** begin **

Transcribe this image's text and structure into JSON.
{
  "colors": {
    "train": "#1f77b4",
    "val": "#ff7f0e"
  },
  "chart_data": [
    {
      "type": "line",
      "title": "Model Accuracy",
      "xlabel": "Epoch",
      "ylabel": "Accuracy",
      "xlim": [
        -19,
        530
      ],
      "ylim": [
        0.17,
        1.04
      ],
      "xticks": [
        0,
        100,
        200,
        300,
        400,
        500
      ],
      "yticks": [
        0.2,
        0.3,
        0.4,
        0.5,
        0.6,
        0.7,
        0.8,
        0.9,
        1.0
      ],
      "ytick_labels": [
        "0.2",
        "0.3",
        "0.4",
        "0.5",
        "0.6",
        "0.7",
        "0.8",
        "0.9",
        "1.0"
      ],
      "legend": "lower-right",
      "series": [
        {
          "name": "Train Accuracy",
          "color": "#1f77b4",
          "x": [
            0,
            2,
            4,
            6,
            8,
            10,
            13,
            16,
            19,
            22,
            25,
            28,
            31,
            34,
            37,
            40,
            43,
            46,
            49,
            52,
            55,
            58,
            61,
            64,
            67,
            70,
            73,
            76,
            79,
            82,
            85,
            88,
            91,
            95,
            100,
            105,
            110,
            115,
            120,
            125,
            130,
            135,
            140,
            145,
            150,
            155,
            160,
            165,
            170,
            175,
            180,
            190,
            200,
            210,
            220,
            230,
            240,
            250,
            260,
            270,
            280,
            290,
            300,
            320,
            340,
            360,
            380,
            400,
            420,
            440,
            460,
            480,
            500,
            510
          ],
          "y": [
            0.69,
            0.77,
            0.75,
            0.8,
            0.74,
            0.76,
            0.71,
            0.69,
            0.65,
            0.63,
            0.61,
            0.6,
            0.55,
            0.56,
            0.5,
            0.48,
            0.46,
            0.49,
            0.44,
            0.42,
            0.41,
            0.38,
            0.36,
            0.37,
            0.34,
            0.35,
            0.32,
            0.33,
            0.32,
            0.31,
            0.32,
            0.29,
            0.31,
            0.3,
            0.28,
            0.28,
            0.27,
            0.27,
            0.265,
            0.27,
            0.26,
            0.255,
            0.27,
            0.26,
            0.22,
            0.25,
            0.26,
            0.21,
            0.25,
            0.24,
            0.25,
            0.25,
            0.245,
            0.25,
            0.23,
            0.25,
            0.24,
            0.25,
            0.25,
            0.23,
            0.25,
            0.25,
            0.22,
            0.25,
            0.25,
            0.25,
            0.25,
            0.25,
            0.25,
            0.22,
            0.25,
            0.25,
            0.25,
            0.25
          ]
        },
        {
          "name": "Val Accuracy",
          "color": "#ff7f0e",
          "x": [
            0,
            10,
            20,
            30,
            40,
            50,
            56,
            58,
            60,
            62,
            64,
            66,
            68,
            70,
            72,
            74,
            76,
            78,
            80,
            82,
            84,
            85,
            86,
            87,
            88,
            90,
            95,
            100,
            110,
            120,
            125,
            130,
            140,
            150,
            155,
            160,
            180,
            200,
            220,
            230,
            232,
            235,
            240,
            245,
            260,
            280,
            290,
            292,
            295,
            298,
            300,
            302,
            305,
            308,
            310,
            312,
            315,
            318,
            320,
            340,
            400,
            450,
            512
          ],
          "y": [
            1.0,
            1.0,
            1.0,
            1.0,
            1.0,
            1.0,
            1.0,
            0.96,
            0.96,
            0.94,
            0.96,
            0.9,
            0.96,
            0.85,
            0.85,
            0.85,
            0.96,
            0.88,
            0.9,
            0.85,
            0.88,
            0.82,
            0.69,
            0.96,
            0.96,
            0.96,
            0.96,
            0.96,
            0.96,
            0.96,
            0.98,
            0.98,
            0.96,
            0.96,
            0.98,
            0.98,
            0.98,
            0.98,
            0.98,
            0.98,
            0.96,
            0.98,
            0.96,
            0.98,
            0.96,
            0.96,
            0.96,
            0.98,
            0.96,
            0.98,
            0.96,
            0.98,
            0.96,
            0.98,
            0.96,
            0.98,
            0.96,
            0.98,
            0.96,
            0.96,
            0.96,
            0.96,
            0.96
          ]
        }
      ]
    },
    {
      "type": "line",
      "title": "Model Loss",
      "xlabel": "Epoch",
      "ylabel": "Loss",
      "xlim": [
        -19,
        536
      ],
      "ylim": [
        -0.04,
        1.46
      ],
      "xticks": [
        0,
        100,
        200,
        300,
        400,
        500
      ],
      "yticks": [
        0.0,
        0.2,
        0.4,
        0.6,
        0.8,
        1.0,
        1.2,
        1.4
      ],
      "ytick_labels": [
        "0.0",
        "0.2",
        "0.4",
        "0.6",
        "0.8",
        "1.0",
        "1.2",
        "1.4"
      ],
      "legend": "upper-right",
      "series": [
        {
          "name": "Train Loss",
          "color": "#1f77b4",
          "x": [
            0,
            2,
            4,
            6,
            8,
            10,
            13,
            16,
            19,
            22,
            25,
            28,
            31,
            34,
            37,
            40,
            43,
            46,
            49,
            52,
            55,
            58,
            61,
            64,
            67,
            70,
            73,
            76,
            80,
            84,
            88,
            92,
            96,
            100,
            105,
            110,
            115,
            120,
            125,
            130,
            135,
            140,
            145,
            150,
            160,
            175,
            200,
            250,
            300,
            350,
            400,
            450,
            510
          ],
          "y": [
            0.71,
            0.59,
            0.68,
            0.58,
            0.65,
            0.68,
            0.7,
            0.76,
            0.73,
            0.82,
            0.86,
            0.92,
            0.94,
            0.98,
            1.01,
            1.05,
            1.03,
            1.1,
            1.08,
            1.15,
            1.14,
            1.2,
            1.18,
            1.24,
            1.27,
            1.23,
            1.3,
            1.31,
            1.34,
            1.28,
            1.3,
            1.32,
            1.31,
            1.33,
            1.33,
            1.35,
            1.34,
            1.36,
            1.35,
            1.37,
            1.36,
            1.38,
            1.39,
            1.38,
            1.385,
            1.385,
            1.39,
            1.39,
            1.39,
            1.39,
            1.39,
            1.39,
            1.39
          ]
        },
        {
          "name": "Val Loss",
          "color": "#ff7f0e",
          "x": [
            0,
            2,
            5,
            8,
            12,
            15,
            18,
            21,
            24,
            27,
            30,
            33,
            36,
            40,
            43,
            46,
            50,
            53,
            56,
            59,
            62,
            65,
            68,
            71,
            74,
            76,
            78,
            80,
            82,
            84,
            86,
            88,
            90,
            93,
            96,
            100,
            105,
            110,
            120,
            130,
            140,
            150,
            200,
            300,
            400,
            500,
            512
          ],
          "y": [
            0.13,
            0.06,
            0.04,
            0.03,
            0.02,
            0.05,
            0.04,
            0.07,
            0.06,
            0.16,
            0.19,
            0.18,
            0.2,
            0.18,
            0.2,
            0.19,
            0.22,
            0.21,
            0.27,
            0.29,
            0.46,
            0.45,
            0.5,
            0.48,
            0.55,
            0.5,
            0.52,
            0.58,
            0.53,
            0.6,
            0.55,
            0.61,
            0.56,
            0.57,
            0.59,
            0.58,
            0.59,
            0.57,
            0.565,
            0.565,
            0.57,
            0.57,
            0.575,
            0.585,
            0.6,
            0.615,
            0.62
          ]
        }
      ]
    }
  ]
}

** end **

### [WRITTEN EXERCISE]
Reproduce the data, keeping every line exactly the same.

### [TASK OUTPUT]
Transcribe this image's text and structure into JSON.
{
  "colors": {
    "train": "#1f77b4",
    "val": "#ff7f0e"
  },
  "chart_data": [
    {
      "type": "line",
      "title": "Model Accuracy",
      "xlabel": "Epoch",
      "ylabel": "Accuracy",
      "xlim": [
        -19,
        530
      ],
      "ylim": [
        0.17,
        1.04
      ],
      "xticks": [
        0,
        100,
        200,
        300,
        400,
        500
      ],
      "yticks": [
        0.2,
        0.3,
        0.4,
        0.5,
        0.6,
        0.7,
        0.8,
        0.9,
        1.0
      ],
      "ytick_labels": [
        "0.2",
        "0.3",
        "0.4",
        "0.5",
        "0.6",
        "0.7",
        "0.8",
        "0.9",
        "1.0"
      ],
      "legend": "lower-right",
      "series": [
        {
          "name": "Train Accuracy",
          "color": "#1f77b4",
          "x": [
            0,
            2,
            4,
            6,
            8,
            10,
            13,
            16,
            19,
            22,
            25,
            28,
            31,
            34,
            37,
            40,
            43,
            46,
            49,
            52,
            55,
            58,
            61,
            64,
            67,
            70,
            73,
            76,
            79,
            82,
            85,
            88,
            91,
            95,
            100,
            105,
            110,
            115,
            120,
            125,
            130,
            135,
            140,
            145,
            150,
            155,
            160,
            165,
            170,
            175,
            180,
            190,
            200,
            210,
            220,
            230,
            240,
            250,
            260,
            270,
            280,
            290,
            300,
            320,
            340,
            360,
            380,
            400,
            420,
            440,
            460,
            480,
            500,
            510
          ],
          "y": [
            0.69,
            0.77,
            0.75,
            0.8,
            0.74,
            0.76,
            0.71,
            0.69,
            0.65,
            0.63,
            0.61,
            0.6,
            0.55,
            0.56,
            0.5,
            0.48,
            0.46,
            0.49,
            0.44,
            0.42,
            0.41,
            0.38,
            0.36,
            0.37,
            0.34,
            0.35,
            0.32,
            0.33,
            0.32,
            0.31,
            0.32,
            0.29,
            0.31,
            0.3,
            0.28,
            0.28,
            0.27,
            0.27,
            0.265,
            0.27,
            0.26,
            0.255,
            0.27,
            0.26,
            0.22,
            0.25,
            0.26,
            0.21,
            0.25,
            0.24,
            0.25,
            0.25,
            0.245,
            0.25,
            0.23,
            0.25,
            0.24,
            0.25,
            0.25,
            0.23,
            0.25,
            0.25,
            0.22,
            0.25,
            0.25,
            0.25,
            0.25,
            0.25,
            0.25,
            0.22,
            0.25,
            0.25,
            0.25,
            0.25
          ]
        },
        {
          "name": "Val Accuracy",
          "color": "#ff7f0e",
          "x": [
            0,
            10,
            20,
            30,
            40,
            50,
            56,
            58,
            60,
            62,
            64,
            66,
            68,
            70,
            72,
            74,
            76,
            78,
            80,
            82,
            84,
            85,
            86,
            87,
            88,
            90,
            95,
            100,
            110,
            120,
            125,
            130,
            140,
            150,
            155,
            160,
            180,
            200,
            220,
            230,
            232,
            235,
            240,
            245,
            260,
            280,
            290,
            292,
            295,
            298,
            300,
            302,
            305,
            308,
            310,
            312,
            315,
            318,
            320,
            340,
            400,
            450,
            512
          ],
          "y": [
            1.0,
            1.0,
            1.0,
            1.0,
            1.0,
            1.0,
            1.0,
            0.96,
            0.96,
            0.94,
            0.96,
            0.9,
            0.96,
            0.85,
            0.85,
            0.85,
            0.96,
            0.88,
            0.9,
            0.85,
            0.88,
            0.82,
            0.69,
            0.96,
            0.96,
            0.96,
            0.96,
            0.96,
            0.96,
            0.96,
            0.98,
            0.98,
            0.96,
            0.96,
            0.98,
            0.98,
            0.98,
            0.98,
            0.98,
            0.98,
            0.96,
            0.98,
            0.96,
            0.98,
            0.96,
            0.96,
            0.96,
            0.98,
            0.96,
            0.98,
            0.96,
            0.98,
            0.96,
            0.98,
            0.96,
            0.98,
            0.96,
            0.98,
            0.96,
            0.96,
            0.96,
            0.96,
            0.96
          ]
        }
      ]
    },
    {
      "type": "line",
      "title": "Model Loss",
      "xlabel": "Epoch",
      "ylabel": "Loss",
      "xlim": [
        -19,
        536
      ],
      "ylim": [
        -0.04,
        1.46
      ],
      "xticks": [
        0,
        100,
        200,
        300,
        400,
        500
      ],
      "yticks": [
        0.0,
        0.2,
        0.4,
        0.6,
        0.8,
        1.0,
        1.2,
        1.4
      ],
      "ytick_labels": [
        "0.0",
        "0.2",
        "0.4",
        "0.6",
        "0.8",
        "1.0",
        "1.2",
        "1.4"
      ],
      "legend": "upper-right",
      "series": [
        {
          "name": "Train Loss",
          "color": "#1f77b4",
          "x": [
            0,
            2,
            4,
            6,
            8,
            10,
            13,
            16,
            19,
            22,
            25,
            28,
            31,
            34,
            37,
            40,
            43,
            46,
            49,
            52,
            55,
            58,
            61,
            64,
            67,
            70,
            73,
            76,
            80,
            84,
            88,
            92,
            96,
            100,
            105,
            110,
            115,
            120,
            125,
            130,
            135,
            140,
            145,
            150,
            160,
            175,
            200,
            250,
            300,
            350,
            400,
            450,
            510
          ],
          "y": [
            0.71,
            0.59,
            0.68,
            0.58,
            0.65,
            0.68,
            0.7,
            0.76,
            0.73,
            0.82,
            0.86,
            0.92,
            0.94,
            0.98,
            1.01,
            1.05,
            1.03,
            1.1,
            1.08,
            1.15,
            1.14,
            1.2,
            1.18,
            1.24,
            1.27,
            1.23,
            1.3,
            1.31,
            1.34,
            1.28,
            1.3,
            1.32,
            1.31,
            1.33,
            1.33,
            1.35,
            1.34,
            1.36,
            1.35,
            1.37,
            1.36,
            1.38,
            1.39,
            1.38,
            1.385,
            1.385,
            1.39,
            1.39,
            1.39,
            1.39,
            1.39,
            1.39,
            1.39
          ]
        },
        {
          "name": "Val Loss",
          "color": "#ff7f0e",
          "x": [
            0,
            2,
            5,
            8,
            12,
            15,
            18,
            21,
            24,
            27,
            30,
            33,
            36,
            40,
            43,
            46,
            50,
            53,
            56,
            59,
            62,
            65,
            68,
            71,
            74,
            76,
            78,
            80,
            82,
            84,
            86,
            88,
            90,
            93,
            96,
            100,
            105,
            110,
            120,
            130,
            140,
            150,
            200,
            300,
            400,
            500,
            512
          ],
          "y": [
            0.13,
            0.06,
            0.04,
            0.03,
            0.02,
            0.05,
            0.04,
            0.07,
            0.06,
            0.16,
            0.19,
            0.18,
            0.2,
            0.18,
            0.2,
            0.19,
            0.22,
            0.21,
            0.27,
            0.29,
            0.46,
            0.45,
            0.5,
            0.48,
            0.55,
            0.5,
            0.52,
            0.58,
            0.53,
            0.6,
            0.55,
            0.61,
            0.56,
            0.57,
            0.59,
            0.58,
            0.59,
            0.57,
            0.565,
            0.565,
            0.57,
            0.57,
            0.575,
            0.585,
            0.6,
            0.615,
            0.62
          ]
        }
      ]
    }
  ]
}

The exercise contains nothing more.